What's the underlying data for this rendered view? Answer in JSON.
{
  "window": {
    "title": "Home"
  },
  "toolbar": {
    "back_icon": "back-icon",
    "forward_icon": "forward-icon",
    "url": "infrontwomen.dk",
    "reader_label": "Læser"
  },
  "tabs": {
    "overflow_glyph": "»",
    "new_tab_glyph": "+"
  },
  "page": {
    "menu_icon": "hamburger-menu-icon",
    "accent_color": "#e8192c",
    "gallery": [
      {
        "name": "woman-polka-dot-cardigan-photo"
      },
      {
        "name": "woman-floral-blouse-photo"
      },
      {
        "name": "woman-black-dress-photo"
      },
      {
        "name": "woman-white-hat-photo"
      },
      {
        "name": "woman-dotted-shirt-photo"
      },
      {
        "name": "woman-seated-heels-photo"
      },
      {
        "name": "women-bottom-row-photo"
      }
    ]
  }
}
◇ ◇ ◇ ◇ ◇ ◇ ◇
Copy all the lines, exactly.

Answer to the task:
What's the underlying data for this rendered view? Answer in JSON.
{
  "window": {
    "title": "Home"
  },
  "toolbar": {
    "back_icon": "back-icon",
    "forward_icon": "forward-icon",
    "url": "infrontwomen.dk",
    "reader_label": "Læser"
  },
  "tabs": {
    "overflow_glyph": "»",
    "new_tab_glyph": "+"
  },
  "page": {
    "menu_icon": "hamburger-menu-icon",
    "accent_color": "#e8192c",
    "gallery": [
      {
        "name": "woman-polka-dot-cardigan-photo"
      },
      {
        "name": "woman-floral-blouse-photo"
      },
      {
        "name": "woman-black-dress-photo"
      },
      {
        "name": "woman-white-hat-photo"
      },
      {
        "name": "woman-dotted-shirt-photo"
      },
      {
        "name": "woman-seated-heels-photo"
      },
      {
        "name": "women-bottom-row-photo"
      }
    ]
  }
}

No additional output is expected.